**Aim of the exercise**
Locate every line in the material below that has the word "JSON". Copy each of those lines.

= = = = = = =

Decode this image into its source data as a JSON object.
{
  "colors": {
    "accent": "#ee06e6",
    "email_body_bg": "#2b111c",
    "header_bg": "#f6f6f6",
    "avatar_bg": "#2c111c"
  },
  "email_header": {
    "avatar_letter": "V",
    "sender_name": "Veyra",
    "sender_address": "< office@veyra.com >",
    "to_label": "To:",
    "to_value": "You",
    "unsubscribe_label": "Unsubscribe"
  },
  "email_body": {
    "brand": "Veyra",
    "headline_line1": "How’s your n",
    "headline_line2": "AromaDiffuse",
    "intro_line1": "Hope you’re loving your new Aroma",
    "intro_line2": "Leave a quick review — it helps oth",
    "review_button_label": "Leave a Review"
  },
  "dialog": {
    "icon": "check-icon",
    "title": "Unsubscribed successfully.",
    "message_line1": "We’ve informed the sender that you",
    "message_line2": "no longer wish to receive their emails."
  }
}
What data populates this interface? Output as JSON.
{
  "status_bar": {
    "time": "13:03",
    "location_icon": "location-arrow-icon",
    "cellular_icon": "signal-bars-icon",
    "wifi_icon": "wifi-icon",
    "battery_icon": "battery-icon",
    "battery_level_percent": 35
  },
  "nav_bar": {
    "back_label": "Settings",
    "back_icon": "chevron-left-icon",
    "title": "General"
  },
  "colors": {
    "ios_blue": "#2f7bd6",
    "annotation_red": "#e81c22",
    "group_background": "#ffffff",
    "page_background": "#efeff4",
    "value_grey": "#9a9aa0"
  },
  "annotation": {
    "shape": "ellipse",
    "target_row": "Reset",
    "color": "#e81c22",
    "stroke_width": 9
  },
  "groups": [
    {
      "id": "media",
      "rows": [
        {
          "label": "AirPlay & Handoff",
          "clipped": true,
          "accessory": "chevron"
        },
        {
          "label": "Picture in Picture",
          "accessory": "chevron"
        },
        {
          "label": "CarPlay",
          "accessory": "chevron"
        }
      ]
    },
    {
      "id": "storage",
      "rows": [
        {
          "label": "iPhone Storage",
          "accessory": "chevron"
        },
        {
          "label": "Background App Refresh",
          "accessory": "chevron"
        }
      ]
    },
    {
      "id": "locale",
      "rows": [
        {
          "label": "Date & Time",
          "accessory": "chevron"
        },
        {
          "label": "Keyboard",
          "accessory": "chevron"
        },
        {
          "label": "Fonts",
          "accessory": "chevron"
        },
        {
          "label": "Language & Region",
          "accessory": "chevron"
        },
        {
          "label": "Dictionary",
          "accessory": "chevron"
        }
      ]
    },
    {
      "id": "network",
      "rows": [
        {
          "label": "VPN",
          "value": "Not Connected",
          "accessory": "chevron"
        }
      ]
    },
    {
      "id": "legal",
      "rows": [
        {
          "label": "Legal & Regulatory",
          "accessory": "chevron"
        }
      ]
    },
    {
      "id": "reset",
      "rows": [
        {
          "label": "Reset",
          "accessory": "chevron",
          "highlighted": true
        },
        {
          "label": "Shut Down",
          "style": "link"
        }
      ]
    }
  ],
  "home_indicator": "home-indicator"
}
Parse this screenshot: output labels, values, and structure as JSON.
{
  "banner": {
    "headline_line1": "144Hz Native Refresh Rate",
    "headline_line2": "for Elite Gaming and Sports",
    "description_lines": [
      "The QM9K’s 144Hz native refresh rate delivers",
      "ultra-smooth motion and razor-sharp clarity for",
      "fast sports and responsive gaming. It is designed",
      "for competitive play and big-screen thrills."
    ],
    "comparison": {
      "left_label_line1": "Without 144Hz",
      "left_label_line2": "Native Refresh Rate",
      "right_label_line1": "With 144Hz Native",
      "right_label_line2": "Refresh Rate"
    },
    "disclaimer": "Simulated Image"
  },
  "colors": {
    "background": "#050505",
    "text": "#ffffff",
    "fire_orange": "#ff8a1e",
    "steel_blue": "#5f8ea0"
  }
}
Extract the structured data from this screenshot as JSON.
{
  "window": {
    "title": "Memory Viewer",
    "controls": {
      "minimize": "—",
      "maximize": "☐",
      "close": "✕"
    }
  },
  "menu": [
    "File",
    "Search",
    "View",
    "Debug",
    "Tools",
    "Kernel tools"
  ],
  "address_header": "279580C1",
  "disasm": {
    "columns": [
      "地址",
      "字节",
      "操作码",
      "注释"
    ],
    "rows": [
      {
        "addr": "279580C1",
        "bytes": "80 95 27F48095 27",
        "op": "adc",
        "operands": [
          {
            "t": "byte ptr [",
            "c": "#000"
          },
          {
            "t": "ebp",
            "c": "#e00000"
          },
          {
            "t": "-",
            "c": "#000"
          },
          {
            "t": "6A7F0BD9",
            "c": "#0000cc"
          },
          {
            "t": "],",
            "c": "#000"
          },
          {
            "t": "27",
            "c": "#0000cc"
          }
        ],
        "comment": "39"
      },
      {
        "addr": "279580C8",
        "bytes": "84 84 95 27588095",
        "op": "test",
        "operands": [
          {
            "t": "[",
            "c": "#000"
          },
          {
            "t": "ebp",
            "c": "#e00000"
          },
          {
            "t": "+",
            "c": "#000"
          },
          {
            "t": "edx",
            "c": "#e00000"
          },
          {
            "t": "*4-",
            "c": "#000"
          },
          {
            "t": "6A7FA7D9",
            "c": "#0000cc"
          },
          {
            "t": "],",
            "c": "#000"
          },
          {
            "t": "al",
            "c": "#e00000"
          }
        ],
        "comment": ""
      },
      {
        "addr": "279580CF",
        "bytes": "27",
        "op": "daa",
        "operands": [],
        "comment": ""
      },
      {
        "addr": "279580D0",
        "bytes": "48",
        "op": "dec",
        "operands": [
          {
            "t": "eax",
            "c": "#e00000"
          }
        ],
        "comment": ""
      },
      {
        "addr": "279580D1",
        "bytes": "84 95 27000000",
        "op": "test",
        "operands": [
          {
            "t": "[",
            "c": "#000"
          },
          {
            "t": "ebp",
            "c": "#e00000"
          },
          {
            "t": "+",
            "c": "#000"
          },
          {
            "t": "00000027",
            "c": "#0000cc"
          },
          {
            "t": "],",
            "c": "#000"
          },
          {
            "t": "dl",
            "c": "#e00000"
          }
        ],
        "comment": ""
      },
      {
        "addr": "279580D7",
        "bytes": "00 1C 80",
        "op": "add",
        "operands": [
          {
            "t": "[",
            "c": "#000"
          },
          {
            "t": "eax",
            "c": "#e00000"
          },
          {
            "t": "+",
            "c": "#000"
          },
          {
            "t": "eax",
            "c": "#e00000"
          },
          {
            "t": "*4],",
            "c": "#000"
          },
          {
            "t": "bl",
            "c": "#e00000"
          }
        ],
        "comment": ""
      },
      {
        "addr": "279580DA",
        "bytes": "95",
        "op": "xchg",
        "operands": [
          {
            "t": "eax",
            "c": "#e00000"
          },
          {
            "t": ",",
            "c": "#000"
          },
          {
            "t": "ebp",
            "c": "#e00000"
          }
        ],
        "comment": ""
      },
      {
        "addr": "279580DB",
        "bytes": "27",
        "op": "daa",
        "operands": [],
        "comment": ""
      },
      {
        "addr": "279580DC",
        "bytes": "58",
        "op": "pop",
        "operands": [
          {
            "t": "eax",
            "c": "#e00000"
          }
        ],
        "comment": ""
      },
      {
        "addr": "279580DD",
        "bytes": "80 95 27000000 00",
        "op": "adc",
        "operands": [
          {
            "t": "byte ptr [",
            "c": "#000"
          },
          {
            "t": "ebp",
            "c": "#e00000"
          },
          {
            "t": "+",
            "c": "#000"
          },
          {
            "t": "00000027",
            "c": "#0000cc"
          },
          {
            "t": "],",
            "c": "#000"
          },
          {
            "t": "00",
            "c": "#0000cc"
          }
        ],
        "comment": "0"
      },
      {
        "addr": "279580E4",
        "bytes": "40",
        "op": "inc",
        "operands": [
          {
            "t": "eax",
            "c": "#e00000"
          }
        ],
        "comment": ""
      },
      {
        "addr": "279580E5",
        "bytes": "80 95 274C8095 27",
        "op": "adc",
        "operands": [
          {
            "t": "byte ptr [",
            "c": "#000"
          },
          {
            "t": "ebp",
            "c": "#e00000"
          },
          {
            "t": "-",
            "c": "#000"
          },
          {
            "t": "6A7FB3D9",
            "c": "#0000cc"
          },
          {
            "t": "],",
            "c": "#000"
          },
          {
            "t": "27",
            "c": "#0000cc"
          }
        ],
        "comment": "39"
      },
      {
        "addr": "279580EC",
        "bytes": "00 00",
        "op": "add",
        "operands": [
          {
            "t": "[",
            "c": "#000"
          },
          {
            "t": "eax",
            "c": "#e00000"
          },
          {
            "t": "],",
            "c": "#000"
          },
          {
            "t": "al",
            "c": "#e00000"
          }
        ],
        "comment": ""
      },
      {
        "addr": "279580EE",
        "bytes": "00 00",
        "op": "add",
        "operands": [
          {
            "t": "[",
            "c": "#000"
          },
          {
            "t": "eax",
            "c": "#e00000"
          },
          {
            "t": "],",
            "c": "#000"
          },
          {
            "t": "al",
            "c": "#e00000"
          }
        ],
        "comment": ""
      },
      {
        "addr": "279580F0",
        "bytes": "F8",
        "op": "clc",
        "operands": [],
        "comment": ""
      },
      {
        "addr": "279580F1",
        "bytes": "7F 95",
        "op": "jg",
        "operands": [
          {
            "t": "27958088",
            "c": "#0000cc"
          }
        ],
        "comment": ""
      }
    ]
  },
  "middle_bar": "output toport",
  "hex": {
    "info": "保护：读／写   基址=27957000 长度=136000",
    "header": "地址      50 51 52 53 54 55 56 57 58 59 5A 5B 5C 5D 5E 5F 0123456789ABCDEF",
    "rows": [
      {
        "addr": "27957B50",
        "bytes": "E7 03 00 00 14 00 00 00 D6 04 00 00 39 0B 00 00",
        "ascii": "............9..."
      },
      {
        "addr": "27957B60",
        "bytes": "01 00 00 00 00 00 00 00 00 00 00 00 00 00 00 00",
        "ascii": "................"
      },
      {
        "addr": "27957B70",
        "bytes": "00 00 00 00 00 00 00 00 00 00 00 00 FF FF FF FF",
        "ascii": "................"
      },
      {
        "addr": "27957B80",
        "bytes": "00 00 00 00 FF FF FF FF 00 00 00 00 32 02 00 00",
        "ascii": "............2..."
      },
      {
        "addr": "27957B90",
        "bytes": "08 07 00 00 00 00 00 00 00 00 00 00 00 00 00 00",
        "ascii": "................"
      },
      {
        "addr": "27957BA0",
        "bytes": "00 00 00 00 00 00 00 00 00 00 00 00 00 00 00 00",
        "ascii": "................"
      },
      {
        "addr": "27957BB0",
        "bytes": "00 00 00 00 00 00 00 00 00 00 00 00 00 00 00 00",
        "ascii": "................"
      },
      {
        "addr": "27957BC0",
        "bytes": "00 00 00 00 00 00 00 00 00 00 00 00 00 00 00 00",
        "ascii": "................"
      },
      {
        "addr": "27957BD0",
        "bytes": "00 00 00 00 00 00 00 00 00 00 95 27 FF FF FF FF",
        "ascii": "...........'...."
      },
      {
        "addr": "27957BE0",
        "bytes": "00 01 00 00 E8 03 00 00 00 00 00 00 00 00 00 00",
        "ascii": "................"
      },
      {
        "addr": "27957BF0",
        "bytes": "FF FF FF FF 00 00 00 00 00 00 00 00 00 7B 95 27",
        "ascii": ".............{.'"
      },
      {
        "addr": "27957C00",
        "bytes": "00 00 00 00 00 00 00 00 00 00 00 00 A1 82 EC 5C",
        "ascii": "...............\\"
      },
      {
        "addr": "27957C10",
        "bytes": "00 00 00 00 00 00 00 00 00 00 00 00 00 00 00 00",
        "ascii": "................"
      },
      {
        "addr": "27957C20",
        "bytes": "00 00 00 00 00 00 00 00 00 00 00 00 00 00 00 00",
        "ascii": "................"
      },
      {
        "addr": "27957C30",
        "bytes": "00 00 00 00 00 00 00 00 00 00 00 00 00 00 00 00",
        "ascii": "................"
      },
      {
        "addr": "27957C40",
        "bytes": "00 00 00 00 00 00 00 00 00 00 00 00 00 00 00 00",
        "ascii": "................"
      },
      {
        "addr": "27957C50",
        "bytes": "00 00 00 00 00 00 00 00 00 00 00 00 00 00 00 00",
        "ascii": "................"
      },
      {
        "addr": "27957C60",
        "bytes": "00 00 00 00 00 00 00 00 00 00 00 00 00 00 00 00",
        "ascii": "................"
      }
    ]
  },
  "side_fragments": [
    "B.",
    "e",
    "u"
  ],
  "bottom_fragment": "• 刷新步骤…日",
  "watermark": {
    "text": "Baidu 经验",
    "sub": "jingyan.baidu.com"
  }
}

= = = = = = =

**Result for this exercise**
Decode this image into its source data as a JSON object.
What data populates this interface? Output as JSON.
Parse this screenshot: output labels, values, and structure as JSON.
Extract the structured data from this screenshot as JSON.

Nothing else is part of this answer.